— EXERCISE OBJECTIVE —
Scan the lines below for the string "seek" and copy every one that has it.

Figure collection entries

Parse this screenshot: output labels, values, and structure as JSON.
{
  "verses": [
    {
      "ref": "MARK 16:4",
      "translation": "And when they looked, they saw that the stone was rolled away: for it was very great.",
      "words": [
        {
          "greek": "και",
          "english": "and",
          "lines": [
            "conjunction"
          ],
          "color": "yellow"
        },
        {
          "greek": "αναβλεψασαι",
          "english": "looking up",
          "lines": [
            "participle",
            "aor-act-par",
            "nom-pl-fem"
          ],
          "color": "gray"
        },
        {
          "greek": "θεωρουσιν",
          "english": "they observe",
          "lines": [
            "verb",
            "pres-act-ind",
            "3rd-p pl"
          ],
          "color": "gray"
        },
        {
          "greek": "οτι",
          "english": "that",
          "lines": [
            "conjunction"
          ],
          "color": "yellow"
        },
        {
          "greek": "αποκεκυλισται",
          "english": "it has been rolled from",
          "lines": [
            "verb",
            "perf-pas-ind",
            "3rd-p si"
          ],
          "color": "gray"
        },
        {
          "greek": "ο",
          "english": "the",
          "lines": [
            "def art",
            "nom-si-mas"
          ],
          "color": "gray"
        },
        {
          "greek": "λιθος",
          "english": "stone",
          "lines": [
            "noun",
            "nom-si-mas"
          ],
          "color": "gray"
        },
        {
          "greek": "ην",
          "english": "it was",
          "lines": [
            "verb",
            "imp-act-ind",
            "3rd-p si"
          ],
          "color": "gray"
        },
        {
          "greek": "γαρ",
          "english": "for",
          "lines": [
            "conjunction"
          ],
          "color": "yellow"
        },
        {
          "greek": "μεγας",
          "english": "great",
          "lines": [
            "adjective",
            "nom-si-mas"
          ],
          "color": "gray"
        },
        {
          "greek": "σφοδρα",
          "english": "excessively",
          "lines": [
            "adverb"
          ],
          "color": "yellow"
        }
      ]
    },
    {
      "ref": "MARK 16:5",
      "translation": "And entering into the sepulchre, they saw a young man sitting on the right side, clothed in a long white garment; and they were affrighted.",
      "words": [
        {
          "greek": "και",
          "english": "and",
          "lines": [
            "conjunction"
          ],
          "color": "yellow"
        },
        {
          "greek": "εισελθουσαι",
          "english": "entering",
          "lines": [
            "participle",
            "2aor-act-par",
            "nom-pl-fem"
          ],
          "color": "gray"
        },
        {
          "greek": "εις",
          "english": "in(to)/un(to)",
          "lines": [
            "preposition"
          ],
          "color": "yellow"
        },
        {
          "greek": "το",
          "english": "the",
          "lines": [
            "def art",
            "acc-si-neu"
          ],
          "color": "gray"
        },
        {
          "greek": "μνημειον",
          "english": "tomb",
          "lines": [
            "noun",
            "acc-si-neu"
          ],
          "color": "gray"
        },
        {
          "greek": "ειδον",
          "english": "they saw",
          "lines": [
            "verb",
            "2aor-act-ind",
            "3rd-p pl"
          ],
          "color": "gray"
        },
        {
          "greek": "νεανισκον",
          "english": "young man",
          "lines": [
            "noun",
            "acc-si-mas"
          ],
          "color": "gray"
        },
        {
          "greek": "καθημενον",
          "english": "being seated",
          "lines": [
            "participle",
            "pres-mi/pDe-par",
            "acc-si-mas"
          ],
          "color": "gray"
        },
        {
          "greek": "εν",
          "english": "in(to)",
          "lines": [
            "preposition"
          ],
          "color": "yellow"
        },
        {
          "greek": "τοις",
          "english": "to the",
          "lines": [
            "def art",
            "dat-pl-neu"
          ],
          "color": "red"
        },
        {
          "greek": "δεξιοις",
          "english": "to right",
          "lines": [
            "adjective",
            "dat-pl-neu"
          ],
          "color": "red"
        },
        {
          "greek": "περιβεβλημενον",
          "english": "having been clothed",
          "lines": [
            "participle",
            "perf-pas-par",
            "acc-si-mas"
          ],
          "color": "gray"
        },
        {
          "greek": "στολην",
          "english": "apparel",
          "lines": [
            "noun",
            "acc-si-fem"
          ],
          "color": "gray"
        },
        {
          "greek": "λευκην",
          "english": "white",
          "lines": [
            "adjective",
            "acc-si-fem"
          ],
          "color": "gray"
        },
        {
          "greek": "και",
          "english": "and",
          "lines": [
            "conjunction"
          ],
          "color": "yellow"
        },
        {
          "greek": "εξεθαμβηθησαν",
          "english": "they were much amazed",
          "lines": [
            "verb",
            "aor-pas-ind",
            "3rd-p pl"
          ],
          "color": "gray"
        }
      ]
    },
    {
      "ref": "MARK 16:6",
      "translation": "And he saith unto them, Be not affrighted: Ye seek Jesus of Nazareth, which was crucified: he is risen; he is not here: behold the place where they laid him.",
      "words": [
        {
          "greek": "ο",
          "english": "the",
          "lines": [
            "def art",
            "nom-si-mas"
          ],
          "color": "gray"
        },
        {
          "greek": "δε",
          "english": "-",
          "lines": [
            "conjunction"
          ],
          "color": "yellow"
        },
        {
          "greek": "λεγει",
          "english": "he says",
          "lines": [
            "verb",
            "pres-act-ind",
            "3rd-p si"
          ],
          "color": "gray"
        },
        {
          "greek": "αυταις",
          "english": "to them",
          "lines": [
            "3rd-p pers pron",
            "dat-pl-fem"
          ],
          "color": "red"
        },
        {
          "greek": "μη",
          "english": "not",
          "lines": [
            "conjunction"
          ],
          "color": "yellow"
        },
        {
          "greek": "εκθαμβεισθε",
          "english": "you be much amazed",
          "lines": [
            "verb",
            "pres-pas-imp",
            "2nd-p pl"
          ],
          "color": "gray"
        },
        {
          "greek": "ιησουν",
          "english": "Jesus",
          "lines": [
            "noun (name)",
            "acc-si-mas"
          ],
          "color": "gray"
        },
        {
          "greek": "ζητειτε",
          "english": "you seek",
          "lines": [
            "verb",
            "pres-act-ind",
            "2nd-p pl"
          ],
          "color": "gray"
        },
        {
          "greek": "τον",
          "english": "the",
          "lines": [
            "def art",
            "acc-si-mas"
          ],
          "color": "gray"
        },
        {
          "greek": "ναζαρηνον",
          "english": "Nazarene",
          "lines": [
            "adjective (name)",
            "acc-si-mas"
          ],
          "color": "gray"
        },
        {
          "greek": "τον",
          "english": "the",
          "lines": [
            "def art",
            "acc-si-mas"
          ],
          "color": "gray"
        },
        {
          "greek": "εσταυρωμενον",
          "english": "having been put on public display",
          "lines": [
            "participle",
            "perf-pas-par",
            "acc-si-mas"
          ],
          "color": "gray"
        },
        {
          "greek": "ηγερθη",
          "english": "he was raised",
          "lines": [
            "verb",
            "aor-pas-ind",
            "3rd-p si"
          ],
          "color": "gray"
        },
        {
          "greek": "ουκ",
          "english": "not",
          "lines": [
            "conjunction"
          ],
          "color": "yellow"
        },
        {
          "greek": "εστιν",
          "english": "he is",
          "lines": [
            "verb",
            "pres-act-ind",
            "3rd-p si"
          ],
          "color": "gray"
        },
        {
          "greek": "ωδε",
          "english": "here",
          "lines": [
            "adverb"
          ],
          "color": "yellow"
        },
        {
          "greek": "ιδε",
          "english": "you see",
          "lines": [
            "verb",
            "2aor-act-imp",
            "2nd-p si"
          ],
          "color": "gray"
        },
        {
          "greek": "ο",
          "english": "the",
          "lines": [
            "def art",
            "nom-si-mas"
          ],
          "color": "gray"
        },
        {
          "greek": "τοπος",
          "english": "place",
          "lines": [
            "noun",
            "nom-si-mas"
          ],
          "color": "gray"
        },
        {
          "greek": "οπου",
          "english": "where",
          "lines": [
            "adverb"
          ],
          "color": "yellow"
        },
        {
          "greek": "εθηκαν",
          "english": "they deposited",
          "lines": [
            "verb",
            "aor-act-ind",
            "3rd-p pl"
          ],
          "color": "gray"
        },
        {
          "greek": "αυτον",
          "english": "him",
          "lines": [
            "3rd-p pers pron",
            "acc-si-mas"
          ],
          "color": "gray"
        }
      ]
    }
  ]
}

— RESULT OF THIS EXERCISE —
      "translation": "And he saith unto them, Be not affrighted: Ye seek Jesus of Nazareth, which was crucified: he is risen; he is not here: behold the place where they laid him.",
          "english": "you seek",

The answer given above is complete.